• [OPGAVE]
Herhaal ongewijzigd de regels vanaf het begin van de items tot en met de regel die "app-screen: Forgot password" bevat.

• [ITEMS]
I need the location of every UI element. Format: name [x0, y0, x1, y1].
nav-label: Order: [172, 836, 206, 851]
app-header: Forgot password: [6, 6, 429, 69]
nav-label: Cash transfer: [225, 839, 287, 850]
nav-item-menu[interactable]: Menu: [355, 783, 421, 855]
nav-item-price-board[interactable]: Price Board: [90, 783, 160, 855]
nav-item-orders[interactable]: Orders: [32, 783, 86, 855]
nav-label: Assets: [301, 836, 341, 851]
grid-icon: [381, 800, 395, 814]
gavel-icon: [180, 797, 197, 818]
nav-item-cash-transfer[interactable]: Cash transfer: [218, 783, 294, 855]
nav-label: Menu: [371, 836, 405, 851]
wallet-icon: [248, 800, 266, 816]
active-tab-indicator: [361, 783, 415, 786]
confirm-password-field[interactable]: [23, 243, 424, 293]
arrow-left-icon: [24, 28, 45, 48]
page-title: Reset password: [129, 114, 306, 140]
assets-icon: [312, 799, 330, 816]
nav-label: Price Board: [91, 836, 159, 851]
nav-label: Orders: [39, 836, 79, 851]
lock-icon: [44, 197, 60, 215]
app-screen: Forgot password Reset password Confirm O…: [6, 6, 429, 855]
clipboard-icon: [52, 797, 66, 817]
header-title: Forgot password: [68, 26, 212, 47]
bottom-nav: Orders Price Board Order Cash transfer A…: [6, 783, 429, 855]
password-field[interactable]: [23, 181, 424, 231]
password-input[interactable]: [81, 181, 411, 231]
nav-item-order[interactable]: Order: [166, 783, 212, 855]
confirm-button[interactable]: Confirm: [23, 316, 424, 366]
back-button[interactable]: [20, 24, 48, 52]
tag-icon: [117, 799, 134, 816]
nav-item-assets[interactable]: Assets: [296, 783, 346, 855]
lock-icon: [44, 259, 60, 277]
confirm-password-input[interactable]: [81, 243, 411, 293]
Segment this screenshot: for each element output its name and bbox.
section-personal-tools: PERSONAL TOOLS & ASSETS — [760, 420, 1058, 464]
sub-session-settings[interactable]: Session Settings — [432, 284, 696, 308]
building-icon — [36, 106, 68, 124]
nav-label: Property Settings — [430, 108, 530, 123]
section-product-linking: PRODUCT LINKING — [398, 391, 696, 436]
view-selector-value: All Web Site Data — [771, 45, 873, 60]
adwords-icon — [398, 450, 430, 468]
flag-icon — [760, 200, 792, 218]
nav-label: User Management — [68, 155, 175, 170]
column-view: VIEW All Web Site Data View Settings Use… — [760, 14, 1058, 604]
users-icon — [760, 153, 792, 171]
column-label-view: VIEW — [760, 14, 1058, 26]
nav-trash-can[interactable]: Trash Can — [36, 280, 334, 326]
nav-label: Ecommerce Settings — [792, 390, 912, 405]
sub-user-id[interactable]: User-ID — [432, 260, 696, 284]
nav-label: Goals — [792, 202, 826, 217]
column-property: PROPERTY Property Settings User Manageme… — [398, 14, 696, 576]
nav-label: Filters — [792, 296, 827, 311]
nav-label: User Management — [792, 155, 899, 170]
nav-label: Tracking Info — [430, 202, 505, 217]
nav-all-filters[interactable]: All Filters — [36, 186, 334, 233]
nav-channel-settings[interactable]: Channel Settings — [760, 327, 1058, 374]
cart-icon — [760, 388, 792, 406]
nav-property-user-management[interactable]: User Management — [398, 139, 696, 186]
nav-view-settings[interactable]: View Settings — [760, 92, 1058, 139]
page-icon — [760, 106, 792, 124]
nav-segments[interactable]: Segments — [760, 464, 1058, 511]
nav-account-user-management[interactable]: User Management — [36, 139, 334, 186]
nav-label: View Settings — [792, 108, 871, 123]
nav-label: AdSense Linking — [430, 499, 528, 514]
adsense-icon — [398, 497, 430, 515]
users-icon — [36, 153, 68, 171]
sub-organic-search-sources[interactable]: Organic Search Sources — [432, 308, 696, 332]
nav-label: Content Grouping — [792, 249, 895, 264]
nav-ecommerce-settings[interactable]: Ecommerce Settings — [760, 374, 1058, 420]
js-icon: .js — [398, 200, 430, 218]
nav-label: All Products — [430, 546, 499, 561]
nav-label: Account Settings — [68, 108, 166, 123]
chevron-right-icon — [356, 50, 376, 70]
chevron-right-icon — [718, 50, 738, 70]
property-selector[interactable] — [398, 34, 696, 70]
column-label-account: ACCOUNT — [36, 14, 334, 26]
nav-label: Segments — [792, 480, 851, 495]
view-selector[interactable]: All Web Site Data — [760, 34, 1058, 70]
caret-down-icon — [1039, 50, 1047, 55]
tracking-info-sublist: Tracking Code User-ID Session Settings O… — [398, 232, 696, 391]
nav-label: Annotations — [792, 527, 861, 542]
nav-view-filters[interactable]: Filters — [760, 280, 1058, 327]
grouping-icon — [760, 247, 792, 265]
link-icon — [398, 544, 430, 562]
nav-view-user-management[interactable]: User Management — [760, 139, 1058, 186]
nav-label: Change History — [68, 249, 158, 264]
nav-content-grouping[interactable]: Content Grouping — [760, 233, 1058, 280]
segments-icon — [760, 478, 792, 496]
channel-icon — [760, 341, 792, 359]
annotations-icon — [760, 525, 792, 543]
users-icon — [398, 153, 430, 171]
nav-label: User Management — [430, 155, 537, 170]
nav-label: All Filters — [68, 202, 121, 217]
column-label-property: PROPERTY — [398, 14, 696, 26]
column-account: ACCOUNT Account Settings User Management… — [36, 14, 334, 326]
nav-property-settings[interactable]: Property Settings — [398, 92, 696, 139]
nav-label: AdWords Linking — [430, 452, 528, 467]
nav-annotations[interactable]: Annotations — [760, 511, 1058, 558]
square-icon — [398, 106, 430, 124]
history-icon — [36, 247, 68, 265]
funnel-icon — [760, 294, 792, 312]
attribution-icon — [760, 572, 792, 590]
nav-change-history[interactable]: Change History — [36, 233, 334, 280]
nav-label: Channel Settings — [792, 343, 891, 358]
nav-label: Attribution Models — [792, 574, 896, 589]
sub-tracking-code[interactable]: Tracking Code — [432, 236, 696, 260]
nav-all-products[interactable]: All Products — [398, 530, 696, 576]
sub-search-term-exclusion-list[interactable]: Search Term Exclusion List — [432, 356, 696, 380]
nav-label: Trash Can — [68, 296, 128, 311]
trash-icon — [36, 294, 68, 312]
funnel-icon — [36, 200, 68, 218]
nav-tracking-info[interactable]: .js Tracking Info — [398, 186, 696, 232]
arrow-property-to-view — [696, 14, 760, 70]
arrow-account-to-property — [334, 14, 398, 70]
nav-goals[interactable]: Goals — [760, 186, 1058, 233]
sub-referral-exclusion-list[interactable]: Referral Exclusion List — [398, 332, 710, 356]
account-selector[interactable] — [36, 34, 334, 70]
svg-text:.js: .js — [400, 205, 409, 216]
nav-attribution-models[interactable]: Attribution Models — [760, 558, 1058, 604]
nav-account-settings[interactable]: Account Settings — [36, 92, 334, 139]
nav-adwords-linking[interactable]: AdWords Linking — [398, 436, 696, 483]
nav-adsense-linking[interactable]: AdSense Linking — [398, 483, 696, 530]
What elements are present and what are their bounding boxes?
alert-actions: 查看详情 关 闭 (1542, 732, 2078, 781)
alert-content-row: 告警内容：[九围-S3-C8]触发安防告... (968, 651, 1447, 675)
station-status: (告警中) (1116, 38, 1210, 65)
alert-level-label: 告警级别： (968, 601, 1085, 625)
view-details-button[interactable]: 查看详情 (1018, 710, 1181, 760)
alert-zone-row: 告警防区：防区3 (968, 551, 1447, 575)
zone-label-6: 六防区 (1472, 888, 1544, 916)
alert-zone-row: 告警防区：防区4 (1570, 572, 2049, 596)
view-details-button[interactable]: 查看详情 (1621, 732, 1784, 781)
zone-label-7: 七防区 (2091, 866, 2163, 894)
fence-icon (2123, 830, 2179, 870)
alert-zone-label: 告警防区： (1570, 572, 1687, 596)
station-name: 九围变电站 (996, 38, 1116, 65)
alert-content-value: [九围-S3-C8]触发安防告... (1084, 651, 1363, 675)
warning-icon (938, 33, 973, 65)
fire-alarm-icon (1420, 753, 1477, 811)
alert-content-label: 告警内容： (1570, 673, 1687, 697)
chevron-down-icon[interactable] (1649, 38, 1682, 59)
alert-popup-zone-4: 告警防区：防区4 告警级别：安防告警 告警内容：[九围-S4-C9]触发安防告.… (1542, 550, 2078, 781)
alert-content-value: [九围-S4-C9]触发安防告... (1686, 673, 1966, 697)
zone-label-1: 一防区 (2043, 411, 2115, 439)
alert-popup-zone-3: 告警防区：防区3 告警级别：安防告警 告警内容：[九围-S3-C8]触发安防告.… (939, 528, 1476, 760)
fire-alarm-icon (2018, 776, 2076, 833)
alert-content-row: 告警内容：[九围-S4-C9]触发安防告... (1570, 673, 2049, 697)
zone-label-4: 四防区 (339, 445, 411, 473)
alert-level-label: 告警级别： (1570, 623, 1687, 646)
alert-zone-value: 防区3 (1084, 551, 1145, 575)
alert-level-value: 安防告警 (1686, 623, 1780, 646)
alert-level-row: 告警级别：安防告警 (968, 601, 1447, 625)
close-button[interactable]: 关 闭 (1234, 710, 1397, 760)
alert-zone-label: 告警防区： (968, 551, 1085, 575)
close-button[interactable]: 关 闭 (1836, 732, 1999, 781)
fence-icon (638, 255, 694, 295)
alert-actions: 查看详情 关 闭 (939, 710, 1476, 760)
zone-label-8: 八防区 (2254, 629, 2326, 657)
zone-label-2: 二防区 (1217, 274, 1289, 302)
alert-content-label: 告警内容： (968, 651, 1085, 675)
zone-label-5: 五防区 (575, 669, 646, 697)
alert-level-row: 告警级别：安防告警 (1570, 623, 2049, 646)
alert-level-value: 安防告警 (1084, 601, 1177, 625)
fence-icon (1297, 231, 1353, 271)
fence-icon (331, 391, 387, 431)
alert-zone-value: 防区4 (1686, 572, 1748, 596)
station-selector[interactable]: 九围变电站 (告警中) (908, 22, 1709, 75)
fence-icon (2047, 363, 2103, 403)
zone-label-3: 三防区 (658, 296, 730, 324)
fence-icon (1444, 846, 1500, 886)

• [UITGEWERKTE OPGAVE]
I need the location of every UI element. Format: name [x0, y0, x1, y1].
nav-label: Order: [172, 836, 206, 851]
app-header: Forgot password: [6, 6, 429, 69]
nav-label: Cash transfer: [225, 839, 287, 850]
nav-item-menu[interactable]: Menu: [355, 783, 421, 855]
nav-item-price-board[interactable]: Price Board: [90, 783, 160, 855]
nav-item-orders[interactable]: Orders: [32, 783, 86, 855]
nav-label: Assets: [301, 836, 341, 851]
grid-icon: [381, 800, 395, 814]
gavel-icon: [180, 797, 197, 818]
nav-item-cash-transfer[interactable]: Cash transfer: [218, 783, 294, 855]
nav-label: Menu: [371, 836, 405, 851]
wallet-icon: [248, 800, 266, 816]
active-tab-indicator: [361, 783, 415, 786]
confirm-password-field[interactable]: [23, 243, 424, 293]
arrow-left-icon: [24, 28, 45, 48]
page-title: Reset password: [129, 114, 306, 140]
assets-icon: [312, 799, 330, 816]
nav-label: Price Board: [91, 836, 159, 851]
nav-label: Orders: [39, 836, 79, 851]
lock-icon: [44, 197, 60, 215]
app-screen: Forgot password Reset password Confirm O…: [6, 6, 429, 855]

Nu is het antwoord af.